> GIVEN INSTRUCTION: Would you pull out every line of the material that contains the string "text"?

══ LISTED RECORDS ══

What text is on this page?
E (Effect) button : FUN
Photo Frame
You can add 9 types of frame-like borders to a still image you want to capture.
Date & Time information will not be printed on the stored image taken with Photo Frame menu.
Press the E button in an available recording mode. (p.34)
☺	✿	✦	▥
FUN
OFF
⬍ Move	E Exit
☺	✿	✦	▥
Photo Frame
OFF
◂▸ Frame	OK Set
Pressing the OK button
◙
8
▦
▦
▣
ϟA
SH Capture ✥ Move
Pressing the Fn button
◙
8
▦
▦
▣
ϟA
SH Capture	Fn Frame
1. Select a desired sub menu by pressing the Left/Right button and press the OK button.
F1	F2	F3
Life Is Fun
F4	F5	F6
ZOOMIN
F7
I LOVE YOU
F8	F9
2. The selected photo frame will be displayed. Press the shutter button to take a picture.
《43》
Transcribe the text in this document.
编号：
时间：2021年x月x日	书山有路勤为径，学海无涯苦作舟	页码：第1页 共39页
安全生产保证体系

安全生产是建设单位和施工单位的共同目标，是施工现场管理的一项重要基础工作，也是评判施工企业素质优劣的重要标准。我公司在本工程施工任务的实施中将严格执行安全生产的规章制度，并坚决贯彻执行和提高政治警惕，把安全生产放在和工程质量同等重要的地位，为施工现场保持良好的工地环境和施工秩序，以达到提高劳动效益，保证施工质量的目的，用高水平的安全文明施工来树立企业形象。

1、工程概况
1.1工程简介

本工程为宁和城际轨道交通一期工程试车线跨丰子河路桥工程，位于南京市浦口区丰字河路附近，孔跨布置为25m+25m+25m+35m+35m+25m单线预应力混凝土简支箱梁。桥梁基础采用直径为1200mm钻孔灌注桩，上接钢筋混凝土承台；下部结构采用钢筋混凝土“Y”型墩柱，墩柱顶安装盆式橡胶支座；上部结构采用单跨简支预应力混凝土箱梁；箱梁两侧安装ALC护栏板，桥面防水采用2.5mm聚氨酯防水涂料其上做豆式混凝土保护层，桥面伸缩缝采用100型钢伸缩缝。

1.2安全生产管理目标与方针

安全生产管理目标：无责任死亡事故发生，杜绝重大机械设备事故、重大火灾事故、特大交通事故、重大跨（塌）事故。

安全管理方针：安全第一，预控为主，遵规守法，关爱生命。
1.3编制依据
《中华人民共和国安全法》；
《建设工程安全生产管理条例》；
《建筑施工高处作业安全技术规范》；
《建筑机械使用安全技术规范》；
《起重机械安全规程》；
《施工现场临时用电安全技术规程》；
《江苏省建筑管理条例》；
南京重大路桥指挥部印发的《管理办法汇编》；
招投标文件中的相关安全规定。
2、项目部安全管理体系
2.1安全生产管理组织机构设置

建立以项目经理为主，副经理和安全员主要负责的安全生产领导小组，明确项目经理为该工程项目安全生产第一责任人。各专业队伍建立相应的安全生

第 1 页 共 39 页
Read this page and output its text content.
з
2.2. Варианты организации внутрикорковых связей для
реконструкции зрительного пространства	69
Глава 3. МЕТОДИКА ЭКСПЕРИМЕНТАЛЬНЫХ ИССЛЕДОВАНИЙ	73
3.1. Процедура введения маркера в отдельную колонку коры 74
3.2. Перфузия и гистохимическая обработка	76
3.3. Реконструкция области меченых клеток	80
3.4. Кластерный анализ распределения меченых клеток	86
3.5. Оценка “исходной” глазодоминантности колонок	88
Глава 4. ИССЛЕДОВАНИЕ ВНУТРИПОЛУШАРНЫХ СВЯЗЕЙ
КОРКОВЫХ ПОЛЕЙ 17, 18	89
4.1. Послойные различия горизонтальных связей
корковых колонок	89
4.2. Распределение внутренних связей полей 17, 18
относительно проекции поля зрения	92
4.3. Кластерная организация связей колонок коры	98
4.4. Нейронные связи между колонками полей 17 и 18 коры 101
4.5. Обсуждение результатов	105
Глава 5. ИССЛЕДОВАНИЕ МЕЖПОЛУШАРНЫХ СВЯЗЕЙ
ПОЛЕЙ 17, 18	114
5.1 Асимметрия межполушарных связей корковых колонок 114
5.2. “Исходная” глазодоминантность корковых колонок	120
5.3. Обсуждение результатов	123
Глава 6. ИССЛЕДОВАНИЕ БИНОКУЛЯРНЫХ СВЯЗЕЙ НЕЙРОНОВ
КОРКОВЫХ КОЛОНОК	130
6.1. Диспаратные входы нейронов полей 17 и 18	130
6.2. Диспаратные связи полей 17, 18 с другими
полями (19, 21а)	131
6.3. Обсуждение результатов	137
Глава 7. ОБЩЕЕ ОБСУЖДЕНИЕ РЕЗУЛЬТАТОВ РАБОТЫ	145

═══

> IN RESPONSE:
What text is on this page?
Transcribe the text in this document.
Read this page and output its text content.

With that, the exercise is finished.